* Start Working data *
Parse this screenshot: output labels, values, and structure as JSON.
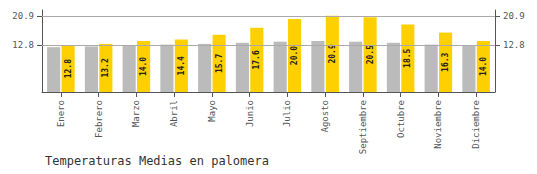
{
  "chart_data": {
    "type": "bar",
    "title": "Temperaturas Medias en palomera",
    "categories": [
      "Enero",
      "Febrero",
      "Marzo",
      "Abril",
      "Mayo",
      "Junio",
      "Julio",
      "Agosto",
      "Septiembre",
      "Octubre",
      "Noviembre",
      "Diciembre"
    ],
    "series": [
      {
        "color": "#BBBBBB",
        "values": [
          12.3,
          12.5,
          12.8,
          13.0,
          13.2,
          13.5,
          13.8,
          14.0,
          13.8,
          13.5,
          13.0,
          12.8
        ]
      },
      {
        "color": "#FFD000",
        "values": [
          12.8,
          13.2,
          14.0,
          14.4,
          15.7,
          17.6,
          20.0,
          20.9,
          20.5,
          18.5,
          16.3,
          14.0
        ],
        "data_labels": true,
        "value_labels": [
          "12.8",
          "13.2",
          "14.0",
          "14.4",
          "15.7",
          "17.6",
          "20.0",
          "20.9",
          "20.5",
          "18.5",
          "16.3",
          "14.0"
        ]
      }
    ],
    "ylim": [
      0,
      22.5
    ],
    "yticks": [
      12.8,
      20.9
    ],
    "grid": true
  }
}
* End Working data *
=== Exercise aim ===
Every record above should be written out again exactly; the pictures stay out of the copy.

=== Task answer ===
Parse this screenshot: output labels, values, and structure as JSON.
{
  "chart_data": {
    "type": "bar",
    "title": "Temperaturas Medias en palomera",
    "categories": [
      "Enero",
      "Febrero",
      "Marzo",
      "Abril",
      "Mayo",
      "Junio",
      "Julio",
      "Agosto",
      "Septiembre",
      "Octubre",
      "Noviembre",
      "Diciembre"
    ],
    "series": [
      {
        "color": "#BBBBBB",
        "values": [
          12.3,
          12.5,
          12.8,
          13.0,
          13.2,
          13.5,
          13.8,
          14.0,
          13.8,
          13.5,
          13.0,
          12.8
        ]
      },
      {
        "color": "#FFD000",
        "values": [
          12.8,
          13.2,
          14.0,
          14.4,
          15.7,
          17.6,
          20.0,
          20.9,
          20.5,
          18.5,
          16.3,
          14.0
        ],
        "data_labels": true,
        "value_labels": [
          "12.8",
          "13.2",
          "14.0",
          "14.4",
          "15.7",
          "17.6",
          "20.0",
          "20.9",
          "20.5",
          "18.5",
          "16.3",
          "14.0"
        ]
      }
    ],
    "ylim": [
      0,
      22.5
    ],
    "yticks": [
      12.8,
      20.9
    ],
    "grid": true
  }
}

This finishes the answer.